Dataset records
•••

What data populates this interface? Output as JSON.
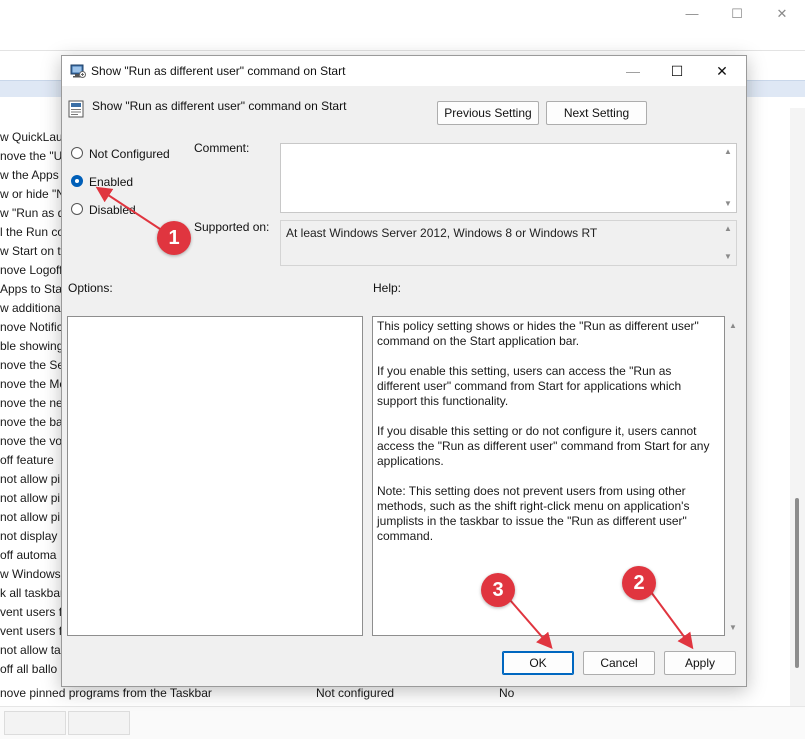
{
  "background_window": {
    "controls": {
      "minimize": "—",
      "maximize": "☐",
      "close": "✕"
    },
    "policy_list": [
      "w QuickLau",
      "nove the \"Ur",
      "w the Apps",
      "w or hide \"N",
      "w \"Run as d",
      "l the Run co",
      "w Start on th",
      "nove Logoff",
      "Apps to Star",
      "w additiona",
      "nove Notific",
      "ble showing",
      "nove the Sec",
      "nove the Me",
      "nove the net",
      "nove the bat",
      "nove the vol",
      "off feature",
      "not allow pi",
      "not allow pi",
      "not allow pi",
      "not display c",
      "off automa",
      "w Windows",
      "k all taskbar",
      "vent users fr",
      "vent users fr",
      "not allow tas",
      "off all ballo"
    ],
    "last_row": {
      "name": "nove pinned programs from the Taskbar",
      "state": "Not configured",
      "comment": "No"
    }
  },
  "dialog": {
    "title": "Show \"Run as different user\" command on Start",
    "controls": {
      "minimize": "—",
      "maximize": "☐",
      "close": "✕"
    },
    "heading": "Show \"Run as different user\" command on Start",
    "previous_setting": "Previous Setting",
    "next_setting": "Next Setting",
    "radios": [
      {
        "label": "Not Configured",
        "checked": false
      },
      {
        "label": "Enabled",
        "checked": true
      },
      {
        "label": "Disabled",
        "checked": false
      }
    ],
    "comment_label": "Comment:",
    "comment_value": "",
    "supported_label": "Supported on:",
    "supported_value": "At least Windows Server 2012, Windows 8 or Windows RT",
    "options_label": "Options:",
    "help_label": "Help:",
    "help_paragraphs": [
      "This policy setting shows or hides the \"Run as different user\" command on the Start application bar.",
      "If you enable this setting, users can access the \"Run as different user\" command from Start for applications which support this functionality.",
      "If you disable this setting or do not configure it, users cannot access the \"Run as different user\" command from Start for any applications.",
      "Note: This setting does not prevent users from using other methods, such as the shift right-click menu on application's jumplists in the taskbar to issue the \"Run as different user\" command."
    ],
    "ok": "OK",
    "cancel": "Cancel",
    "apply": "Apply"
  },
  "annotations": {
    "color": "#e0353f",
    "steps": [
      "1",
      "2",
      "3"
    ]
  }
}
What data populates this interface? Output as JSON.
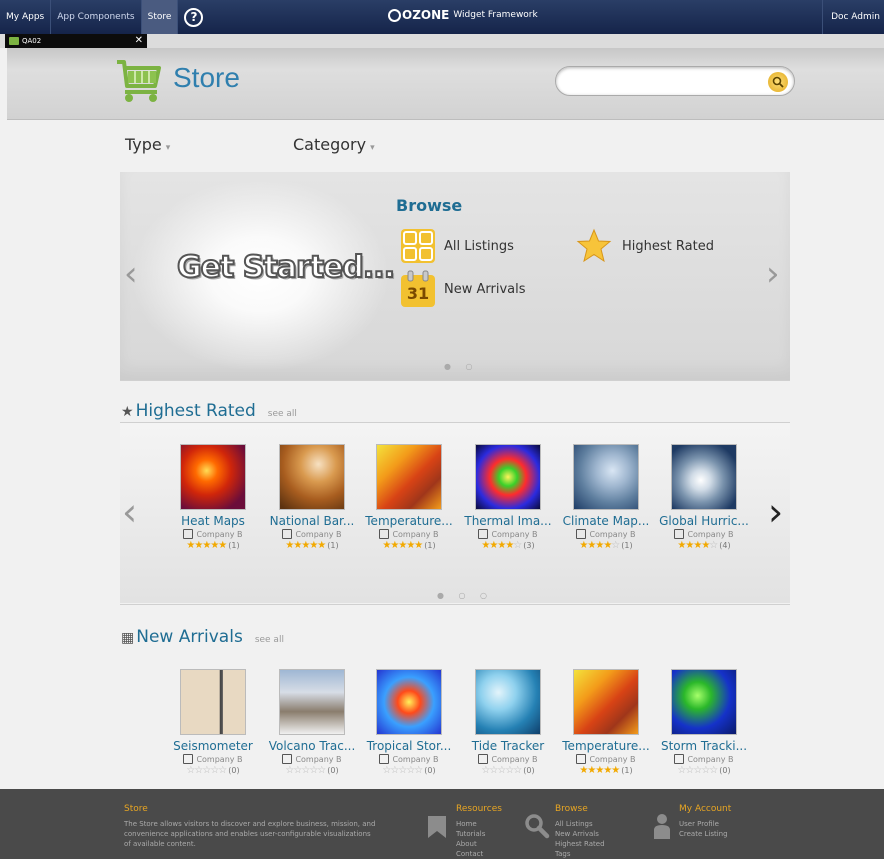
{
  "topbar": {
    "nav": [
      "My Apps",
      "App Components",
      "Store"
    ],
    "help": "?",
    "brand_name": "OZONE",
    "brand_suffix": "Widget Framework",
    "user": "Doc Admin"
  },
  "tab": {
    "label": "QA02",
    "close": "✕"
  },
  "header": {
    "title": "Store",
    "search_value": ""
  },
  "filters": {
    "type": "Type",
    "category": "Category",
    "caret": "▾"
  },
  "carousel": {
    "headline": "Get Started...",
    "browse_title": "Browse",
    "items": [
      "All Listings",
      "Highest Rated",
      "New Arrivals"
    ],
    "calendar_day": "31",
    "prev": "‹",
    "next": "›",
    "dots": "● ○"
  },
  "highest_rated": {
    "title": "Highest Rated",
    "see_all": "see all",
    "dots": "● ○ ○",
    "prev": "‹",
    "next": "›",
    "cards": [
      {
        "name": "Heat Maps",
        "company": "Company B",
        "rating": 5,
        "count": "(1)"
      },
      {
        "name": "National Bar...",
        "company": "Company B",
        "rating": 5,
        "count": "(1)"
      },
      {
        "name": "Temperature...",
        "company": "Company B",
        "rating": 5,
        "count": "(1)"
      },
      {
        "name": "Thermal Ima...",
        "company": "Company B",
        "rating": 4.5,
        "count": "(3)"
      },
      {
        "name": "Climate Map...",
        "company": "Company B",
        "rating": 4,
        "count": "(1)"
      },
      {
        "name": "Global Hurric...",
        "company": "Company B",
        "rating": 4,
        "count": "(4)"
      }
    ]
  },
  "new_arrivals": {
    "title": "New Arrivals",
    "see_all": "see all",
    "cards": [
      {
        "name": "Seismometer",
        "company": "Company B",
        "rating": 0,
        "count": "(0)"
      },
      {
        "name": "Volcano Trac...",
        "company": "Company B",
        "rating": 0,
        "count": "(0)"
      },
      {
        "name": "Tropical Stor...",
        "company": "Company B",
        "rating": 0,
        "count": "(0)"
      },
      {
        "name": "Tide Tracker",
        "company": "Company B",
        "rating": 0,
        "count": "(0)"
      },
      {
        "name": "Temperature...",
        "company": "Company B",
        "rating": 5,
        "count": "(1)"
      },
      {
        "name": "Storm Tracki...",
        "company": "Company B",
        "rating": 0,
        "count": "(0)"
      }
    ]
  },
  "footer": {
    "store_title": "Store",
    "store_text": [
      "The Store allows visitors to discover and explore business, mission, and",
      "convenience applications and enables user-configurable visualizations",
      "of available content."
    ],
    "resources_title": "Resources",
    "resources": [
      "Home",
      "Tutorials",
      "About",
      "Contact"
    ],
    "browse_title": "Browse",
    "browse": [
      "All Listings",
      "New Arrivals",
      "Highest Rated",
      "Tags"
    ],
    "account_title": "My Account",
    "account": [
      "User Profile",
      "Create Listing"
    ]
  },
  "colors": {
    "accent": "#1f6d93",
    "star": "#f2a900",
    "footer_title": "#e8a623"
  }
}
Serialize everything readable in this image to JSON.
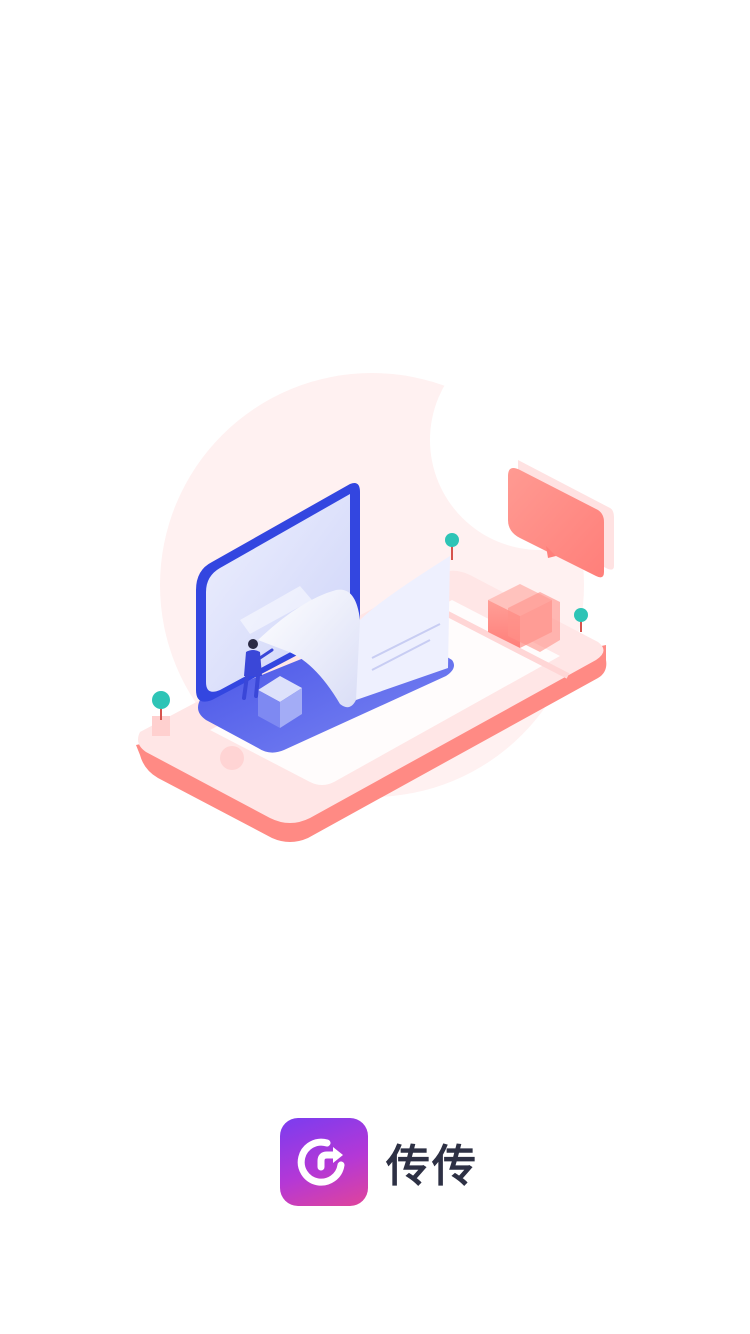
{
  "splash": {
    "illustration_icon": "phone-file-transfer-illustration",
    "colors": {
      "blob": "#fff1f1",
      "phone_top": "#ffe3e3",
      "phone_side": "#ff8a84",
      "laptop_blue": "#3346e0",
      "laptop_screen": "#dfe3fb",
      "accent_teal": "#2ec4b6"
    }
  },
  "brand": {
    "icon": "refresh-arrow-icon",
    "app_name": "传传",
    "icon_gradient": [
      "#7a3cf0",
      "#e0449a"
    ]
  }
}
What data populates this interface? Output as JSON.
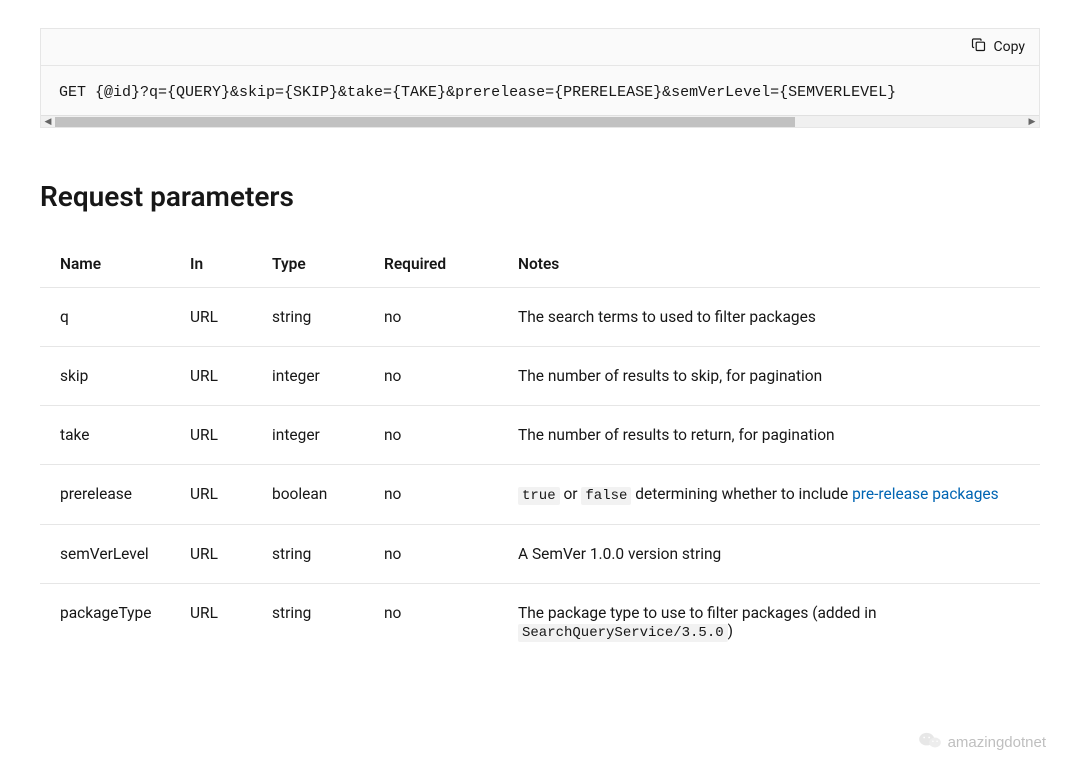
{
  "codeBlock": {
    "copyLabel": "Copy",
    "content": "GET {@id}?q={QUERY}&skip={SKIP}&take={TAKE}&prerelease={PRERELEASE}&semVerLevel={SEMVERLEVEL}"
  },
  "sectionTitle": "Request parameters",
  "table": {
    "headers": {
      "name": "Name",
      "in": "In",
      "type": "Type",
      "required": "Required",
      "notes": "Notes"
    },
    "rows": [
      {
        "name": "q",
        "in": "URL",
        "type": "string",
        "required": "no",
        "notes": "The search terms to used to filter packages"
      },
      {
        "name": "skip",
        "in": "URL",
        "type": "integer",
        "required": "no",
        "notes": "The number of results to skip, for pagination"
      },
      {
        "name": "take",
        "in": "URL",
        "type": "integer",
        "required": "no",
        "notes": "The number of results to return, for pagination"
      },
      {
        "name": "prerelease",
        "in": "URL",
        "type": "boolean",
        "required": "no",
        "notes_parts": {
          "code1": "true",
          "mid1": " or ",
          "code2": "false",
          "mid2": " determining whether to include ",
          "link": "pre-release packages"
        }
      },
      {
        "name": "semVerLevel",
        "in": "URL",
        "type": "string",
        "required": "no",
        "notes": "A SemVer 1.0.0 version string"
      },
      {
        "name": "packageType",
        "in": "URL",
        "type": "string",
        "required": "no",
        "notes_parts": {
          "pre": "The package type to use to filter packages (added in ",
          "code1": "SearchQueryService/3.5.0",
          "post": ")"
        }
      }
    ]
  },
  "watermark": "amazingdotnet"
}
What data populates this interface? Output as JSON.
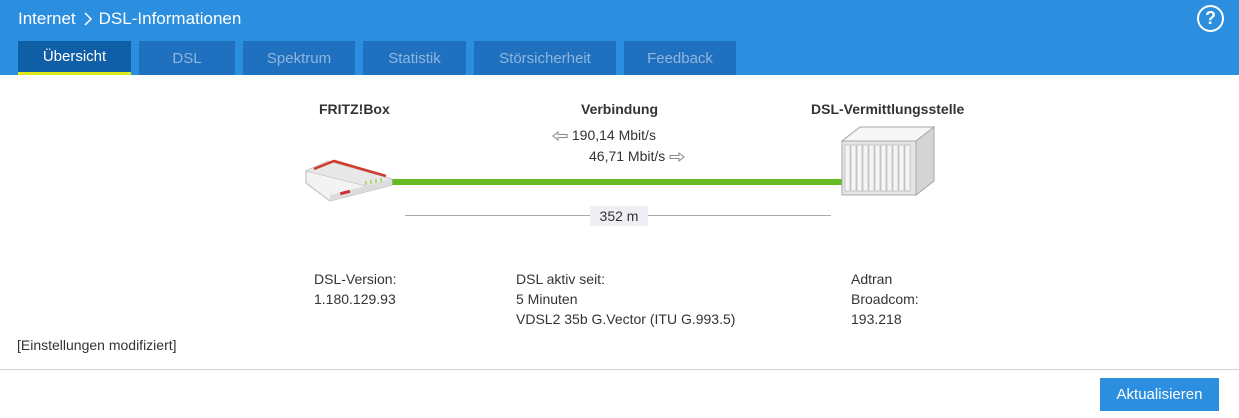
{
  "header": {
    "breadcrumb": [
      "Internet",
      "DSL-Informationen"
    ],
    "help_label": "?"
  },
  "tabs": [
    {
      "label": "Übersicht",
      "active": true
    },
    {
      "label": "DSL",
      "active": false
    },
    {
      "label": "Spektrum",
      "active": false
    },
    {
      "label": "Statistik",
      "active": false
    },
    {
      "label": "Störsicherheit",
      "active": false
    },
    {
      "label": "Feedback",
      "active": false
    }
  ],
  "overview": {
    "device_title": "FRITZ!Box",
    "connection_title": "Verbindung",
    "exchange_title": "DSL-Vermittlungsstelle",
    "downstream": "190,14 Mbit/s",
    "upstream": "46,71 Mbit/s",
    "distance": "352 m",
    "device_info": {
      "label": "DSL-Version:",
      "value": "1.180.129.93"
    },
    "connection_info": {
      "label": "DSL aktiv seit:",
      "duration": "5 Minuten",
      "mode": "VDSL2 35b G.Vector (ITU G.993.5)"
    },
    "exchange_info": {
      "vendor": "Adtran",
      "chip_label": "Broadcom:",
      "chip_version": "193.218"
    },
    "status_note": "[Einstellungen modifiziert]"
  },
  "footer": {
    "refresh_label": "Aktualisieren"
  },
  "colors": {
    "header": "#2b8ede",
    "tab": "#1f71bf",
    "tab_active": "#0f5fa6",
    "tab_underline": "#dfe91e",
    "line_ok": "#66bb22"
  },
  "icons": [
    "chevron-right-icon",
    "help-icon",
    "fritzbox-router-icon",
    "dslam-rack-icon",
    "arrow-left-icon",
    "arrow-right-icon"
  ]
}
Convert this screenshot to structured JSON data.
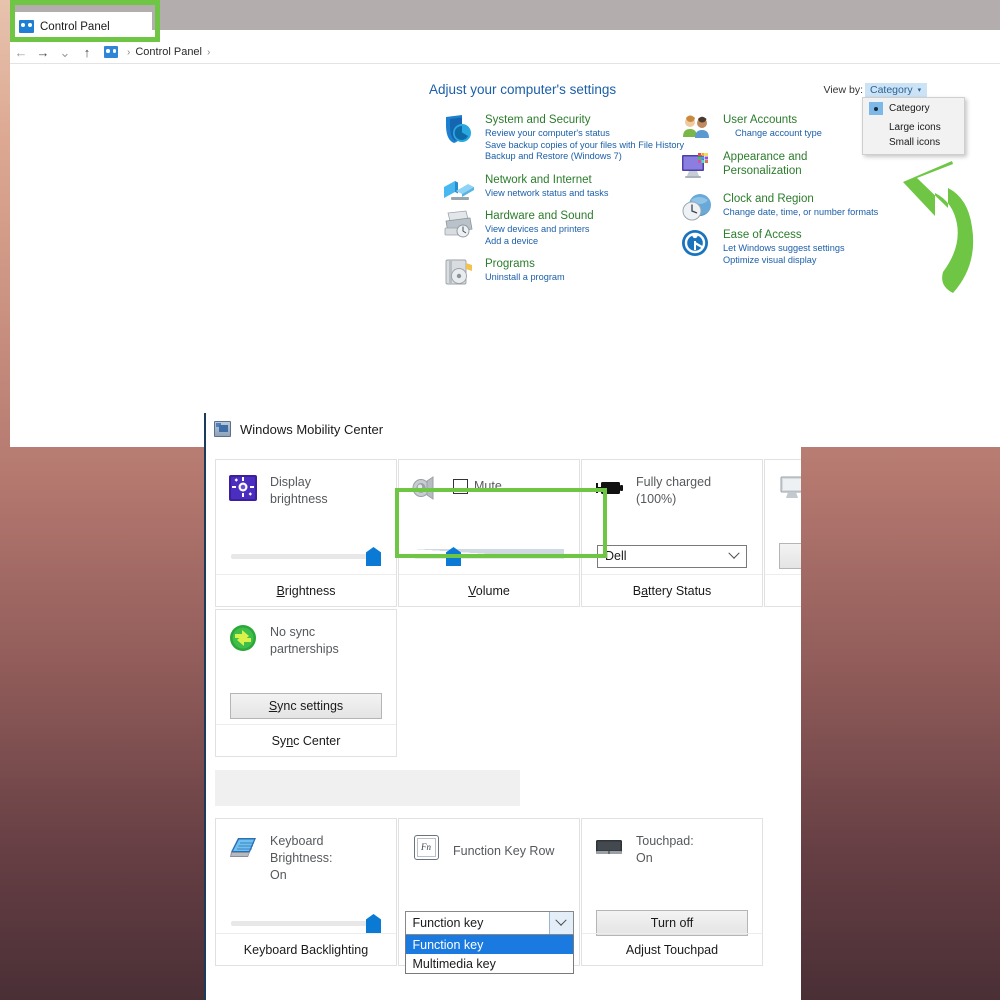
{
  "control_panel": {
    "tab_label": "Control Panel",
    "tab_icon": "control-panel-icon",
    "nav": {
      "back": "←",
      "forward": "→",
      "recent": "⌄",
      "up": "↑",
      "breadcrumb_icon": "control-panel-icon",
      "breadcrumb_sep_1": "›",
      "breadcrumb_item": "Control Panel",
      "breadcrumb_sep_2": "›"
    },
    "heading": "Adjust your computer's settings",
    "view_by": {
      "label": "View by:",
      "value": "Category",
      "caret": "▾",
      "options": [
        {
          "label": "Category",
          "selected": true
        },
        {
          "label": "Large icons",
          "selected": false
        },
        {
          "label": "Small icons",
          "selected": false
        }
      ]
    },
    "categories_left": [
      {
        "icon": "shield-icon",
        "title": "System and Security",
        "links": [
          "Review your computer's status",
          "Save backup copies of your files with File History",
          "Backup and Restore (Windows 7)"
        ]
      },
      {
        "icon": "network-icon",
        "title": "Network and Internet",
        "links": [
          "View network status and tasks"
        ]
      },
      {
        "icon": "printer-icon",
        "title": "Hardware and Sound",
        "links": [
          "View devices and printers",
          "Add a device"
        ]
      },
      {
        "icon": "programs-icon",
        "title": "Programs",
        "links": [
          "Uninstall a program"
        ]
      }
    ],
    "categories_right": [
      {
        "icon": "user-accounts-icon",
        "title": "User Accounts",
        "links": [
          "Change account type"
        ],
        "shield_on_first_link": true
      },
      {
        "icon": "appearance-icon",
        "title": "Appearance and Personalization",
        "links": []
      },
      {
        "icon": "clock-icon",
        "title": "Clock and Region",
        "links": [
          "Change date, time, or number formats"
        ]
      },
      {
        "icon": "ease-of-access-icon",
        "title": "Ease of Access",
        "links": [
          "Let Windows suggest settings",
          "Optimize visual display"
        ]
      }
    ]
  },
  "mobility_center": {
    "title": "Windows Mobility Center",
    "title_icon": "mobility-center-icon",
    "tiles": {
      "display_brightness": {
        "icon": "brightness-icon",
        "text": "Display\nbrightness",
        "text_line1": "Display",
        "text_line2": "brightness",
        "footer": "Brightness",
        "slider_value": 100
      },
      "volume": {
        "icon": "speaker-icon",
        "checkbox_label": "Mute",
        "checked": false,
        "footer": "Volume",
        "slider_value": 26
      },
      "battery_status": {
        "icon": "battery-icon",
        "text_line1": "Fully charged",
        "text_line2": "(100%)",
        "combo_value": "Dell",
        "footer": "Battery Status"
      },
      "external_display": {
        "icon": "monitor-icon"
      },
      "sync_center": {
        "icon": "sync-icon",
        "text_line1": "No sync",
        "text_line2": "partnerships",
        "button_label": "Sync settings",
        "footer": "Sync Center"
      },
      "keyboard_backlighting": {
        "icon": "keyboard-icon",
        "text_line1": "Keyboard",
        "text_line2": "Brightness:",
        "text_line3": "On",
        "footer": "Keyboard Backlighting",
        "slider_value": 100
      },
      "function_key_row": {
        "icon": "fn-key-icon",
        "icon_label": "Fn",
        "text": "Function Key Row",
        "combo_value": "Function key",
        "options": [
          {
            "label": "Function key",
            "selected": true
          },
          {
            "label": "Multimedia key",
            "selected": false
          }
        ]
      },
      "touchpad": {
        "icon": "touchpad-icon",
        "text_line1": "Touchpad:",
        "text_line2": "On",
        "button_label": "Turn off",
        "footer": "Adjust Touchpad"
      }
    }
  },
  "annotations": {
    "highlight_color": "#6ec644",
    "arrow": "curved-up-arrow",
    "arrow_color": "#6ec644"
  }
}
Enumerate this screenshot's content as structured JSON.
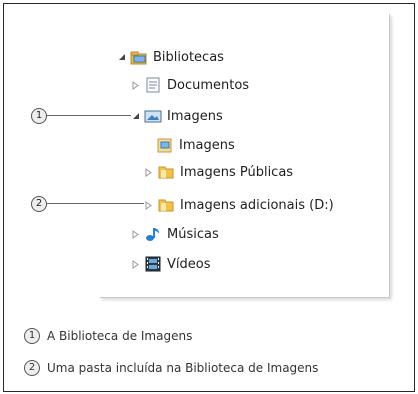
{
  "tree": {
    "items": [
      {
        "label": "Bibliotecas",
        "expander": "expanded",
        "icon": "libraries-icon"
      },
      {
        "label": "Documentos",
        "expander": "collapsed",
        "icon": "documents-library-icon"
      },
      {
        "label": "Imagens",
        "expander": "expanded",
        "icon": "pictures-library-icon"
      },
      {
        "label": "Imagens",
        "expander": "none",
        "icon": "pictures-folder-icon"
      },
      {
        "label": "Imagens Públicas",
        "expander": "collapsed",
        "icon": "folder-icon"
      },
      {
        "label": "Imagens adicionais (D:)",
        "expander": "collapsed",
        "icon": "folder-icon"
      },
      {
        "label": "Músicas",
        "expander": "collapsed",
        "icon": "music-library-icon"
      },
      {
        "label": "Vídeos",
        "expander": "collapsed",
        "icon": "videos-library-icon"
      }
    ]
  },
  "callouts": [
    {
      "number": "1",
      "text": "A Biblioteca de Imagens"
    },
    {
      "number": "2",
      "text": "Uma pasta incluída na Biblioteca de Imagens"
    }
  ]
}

•••

-- REQUEST --
Only lines with the word "computer" are wanted, so copy each one from the records.

-- RESPONSE TO THE EXERCISE --
    "heading": "Adjust your computer's settings",
          "Review your computer's status",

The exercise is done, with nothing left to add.